* START *
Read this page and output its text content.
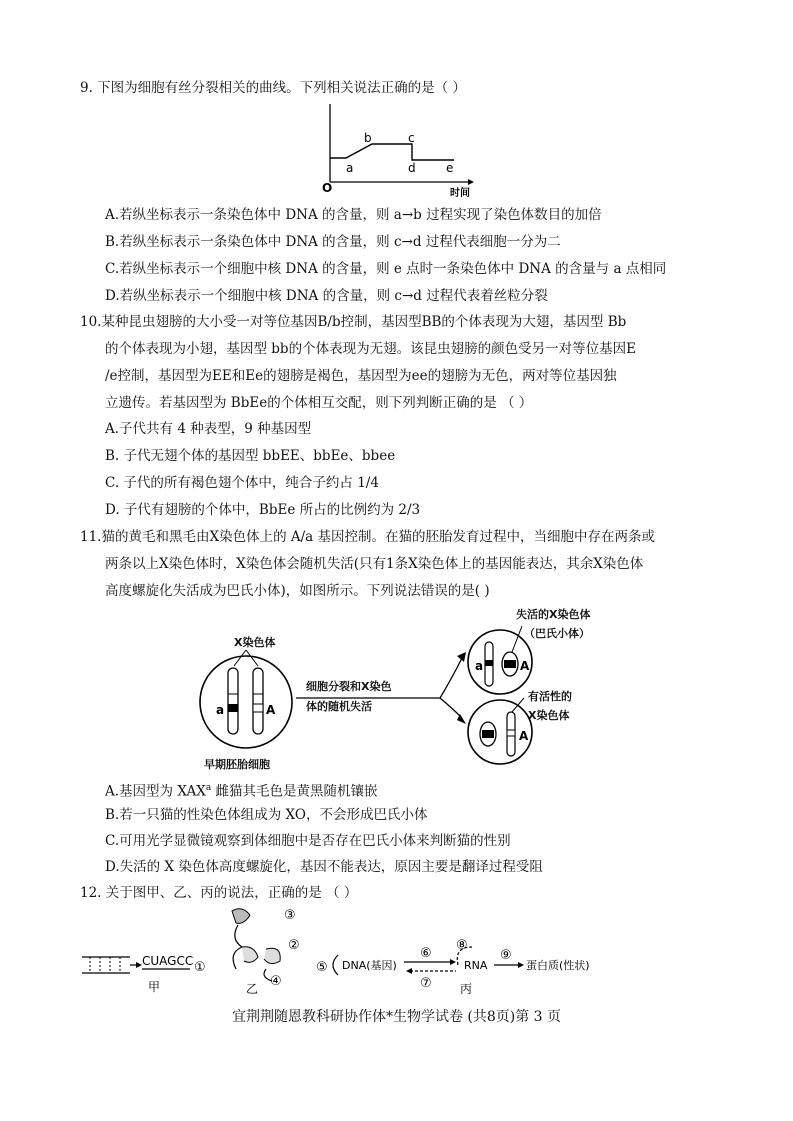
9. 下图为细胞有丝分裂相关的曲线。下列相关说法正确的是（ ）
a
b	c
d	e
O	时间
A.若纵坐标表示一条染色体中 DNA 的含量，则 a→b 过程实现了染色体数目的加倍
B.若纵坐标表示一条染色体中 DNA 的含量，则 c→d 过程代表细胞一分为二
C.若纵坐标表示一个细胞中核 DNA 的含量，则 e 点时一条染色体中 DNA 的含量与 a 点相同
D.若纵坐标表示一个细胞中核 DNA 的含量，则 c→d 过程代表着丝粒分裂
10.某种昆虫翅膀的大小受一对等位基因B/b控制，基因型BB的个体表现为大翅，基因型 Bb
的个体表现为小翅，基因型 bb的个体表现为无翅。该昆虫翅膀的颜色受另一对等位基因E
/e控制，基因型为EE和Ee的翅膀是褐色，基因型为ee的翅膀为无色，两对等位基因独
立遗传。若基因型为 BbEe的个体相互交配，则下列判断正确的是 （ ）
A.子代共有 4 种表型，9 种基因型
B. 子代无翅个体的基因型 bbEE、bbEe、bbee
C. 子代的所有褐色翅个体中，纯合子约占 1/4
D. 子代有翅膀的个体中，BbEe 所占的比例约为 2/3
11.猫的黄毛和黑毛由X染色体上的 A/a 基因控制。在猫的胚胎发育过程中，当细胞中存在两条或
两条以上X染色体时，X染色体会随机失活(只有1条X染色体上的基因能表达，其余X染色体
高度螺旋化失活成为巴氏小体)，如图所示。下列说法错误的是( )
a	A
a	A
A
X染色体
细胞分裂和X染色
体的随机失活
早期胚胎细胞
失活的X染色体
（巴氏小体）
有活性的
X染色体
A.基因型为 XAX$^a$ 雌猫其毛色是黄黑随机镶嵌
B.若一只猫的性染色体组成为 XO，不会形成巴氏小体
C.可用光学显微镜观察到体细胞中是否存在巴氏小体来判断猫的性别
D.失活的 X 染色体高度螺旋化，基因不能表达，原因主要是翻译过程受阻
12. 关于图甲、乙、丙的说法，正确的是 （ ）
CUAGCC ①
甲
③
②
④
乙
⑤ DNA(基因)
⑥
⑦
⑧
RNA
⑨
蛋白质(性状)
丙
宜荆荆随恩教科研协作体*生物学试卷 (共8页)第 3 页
* END *
**Directive:** Using the records above, pull out each line where the word "若纵坐标表示一个细胞中核" occurs.

**Complete output:**
C.若纵坐标表示一个细胞中核 DNA 的含量，则 e 点时一条染色体中 DNA 的含量与 a 点相同
D.若纵坐标表示一个细胞中核 DNA 的含量，则 c→d 过程代表着丝粒分裂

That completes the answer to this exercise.